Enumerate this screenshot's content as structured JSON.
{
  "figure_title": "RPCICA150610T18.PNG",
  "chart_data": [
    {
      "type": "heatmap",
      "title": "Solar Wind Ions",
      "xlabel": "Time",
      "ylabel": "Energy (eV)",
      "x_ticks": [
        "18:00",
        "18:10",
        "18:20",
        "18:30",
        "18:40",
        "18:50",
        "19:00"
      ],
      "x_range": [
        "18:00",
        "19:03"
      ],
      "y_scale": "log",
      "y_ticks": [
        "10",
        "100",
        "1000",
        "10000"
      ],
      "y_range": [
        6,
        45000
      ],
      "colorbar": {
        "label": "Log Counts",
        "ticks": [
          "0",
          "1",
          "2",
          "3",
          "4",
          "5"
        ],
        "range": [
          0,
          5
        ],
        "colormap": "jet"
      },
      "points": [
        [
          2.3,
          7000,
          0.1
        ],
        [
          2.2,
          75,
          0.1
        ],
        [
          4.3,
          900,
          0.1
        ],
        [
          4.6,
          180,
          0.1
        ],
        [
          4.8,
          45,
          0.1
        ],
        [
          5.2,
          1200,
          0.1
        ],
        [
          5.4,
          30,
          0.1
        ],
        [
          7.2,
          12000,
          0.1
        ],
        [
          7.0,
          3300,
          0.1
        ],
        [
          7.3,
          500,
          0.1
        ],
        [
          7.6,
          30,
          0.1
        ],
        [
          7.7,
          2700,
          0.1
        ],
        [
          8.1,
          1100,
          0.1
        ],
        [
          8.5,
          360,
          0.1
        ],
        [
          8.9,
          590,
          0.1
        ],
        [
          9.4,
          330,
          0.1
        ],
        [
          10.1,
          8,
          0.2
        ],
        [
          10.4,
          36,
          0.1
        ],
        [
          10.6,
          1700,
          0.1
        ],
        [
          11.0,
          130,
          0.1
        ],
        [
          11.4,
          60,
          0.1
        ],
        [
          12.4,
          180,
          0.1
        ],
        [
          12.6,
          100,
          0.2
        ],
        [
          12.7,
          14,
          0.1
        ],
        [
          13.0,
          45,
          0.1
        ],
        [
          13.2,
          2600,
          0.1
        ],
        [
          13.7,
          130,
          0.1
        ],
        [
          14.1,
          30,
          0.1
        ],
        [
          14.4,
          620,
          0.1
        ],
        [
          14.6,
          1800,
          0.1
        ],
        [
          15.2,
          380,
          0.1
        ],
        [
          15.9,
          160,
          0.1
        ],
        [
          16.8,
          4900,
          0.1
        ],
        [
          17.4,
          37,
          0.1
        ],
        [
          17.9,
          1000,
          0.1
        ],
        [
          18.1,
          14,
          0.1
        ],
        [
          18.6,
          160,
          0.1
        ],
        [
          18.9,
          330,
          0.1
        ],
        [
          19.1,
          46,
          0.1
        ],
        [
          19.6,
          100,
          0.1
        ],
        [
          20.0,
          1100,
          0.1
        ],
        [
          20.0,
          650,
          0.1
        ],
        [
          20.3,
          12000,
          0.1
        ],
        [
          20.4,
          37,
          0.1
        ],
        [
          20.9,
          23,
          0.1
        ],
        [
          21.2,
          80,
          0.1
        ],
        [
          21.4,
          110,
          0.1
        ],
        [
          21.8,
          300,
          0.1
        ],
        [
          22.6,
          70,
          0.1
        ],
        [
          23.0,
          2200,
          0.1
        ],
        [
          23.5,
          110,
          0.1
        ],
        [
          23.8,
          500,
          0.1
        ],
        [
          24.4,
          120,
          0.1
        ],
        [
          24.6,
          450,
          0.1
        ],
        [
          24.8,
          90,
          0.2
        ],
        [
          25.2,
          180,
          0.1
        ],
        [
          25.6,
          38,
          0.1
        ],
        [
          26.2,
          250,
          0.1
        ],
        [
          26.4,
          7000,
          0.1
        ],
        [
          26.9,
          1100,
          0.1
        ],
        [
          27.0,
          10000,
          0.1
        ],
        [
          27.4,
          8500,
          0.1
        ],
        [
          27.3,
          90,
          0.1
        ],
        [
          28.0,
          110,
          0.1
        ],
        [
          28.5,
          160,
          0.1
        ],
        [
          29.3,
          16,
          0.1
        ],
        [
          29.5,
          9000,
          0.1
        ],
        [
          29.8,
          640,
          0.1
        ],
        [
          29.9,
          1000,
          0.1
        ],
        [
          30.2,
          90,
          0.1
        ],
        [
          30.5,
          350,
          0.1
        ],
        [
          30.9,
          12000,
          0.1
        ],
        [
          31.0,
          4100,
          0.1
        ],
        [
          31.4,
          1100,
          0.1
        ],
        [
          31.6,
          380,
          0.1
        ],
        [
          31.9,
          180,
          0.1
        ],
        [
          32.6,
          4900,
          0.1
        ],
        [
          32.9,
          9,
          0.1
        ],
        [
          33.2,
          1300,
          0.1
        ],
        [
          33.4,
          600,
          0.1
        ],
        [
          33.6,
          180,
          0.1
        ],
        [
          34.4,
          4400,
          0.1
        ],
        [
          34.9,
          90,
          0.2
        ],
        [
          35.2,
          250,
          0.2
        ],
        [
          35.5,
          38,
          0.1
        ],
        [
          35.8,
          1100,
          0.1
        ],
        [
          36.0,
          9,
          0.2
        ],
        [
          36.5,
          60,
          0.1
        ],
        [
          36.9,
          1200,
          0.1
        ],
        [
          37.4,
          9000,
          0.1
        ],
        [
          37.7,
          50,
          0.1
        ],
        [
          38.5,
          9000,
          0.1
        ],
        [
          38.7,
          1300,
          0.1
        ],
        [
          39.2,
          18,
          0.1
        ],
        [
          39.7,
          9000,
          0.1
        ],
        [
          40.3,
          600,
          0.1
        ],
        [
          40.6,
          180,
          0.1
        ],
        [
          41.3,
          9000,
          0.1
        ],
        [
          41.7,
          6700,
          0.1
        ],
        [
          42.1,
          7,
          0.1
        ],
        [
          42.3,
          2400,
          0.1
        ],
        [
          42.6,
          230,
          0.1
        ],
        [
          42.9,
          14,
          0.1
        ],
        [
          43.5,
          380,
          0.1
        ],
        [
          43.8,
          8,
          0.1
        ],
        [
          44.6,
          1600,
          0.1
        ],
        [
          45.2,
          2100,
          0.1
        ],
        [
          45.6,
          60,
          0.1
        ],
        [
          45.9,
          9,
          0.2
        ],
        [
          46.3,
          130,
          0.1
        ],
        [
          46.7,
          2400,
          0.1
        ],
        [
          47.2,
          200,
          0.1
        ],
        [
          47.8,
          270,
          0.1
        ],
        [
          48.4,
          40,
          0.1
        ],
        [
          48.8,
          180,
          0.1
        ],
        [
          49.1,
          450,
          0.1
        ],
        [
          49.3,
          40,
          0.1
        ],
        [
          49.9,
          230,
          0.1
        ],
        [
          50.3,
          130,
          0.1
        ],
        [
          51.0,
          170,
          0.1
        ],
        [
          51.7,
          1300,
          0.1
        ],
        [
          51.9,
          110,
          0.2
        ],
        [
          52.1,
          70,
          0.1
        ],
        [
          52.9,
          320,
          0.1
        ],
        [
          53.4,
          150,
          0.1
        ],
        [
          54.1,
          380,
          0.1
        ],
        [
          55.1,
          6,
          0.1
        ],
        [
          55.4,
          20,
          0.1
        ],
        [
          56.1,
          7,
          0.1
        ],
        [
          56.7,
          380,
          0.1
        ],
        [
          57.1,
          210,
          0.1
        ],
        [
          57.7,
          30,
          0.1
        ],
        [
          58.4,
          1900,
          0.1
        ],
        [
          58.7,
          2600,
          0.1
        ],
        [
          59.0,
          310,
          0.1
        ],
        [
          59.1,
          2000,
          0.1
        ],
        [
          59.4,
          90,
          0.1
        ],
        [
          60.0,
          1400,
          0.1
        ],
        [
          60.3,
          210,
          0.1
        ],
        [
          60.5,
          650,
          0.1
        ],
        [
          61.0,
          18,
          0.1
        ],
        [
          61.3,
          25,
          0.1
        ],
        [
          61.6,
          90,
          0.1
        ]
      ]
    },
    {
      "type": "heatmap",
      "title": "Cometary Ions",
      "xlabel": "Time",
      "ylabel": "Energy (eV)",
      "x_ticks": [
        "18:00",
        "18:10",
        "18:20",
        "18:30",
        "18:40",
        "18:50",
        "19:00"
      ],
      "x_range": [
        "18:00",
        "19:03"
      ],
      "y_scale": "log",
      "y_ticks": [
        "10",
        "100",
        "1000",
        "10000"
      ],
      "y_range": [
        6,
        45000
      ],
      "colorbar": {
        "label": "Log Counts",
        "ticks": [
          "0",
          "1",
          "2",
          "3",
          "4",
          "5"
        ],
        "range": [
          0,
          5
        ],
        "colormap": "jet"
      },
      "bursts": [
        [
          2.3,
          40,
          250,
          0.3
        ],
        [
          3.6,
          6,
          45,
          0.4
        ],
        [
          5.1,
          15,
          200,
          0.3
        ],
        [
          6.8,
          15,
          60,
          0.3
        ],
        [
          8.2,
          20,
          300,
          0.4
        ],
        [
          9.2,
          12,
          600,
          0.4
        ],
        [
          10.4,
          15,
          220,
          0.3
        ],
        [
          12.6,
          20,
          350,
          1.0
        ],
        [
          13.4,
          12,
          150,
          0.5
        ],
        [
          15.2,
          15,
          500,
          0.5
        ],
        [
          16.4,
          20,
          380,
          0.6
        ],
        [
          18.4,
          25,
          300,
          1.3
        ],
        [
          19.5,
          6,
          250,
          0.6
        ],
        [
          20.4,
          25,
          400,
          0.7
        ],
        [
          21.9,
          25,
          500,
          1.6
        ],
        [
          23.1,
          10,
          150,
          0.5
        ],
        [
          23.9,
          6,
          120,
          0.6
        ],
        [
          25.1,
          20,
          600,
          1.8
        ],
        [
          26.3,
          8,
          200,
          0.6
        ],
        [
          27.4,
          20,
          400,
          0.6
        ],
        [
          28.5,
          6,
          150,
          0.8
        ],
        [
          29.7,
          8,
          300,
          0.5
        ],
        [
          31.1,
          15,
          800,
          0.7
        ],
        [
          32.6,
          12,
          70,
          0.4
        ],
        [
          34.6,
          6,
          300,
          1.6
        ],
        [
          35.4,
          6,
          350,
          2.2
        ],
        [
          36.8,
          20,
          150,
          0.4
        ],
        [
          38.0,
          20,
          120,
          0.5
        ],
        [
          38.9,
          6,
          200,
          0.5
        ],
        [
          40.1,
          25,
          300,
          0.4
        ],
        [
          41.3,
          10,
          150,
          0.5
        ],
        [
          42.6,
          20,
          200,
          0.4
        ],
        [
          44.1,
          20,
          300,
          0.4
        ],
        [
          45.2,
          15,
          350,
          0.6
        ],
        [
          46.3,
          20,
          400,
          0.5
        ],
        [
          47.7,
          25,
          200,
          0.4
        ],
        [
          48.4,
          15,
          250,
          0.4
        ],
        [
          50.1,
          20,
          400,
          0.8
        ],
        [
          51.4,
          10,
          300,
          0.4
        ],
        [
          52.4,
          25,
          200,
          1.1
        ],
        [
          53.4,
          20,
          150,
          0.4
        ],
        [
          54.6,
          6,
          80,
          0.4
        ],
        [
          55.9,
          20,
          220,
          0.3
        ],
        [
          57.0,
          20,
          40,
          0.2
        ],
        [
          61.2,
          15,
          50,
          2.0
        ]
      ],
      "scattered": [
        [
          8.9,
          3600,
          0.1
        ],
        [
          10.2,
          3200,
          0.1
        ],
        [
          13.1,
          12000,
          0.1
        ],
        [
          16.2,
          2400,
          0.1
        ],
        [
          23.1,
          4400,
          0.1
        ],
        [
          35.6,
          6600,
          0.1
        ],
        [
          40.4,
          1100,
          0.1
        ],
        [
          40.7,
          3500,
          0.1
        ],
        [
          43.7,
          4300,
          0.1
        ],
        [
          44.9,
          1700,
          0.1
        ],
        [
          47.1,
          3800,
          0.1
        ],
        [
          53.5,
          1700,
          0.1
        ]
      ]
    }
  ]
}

········

— INSTRUCTION —
Search the records for the word "Ions" and copy every line where it occurs.

— RESULT —
      "title": "Solar Wind Ions",
      "title": "Cometary Ions",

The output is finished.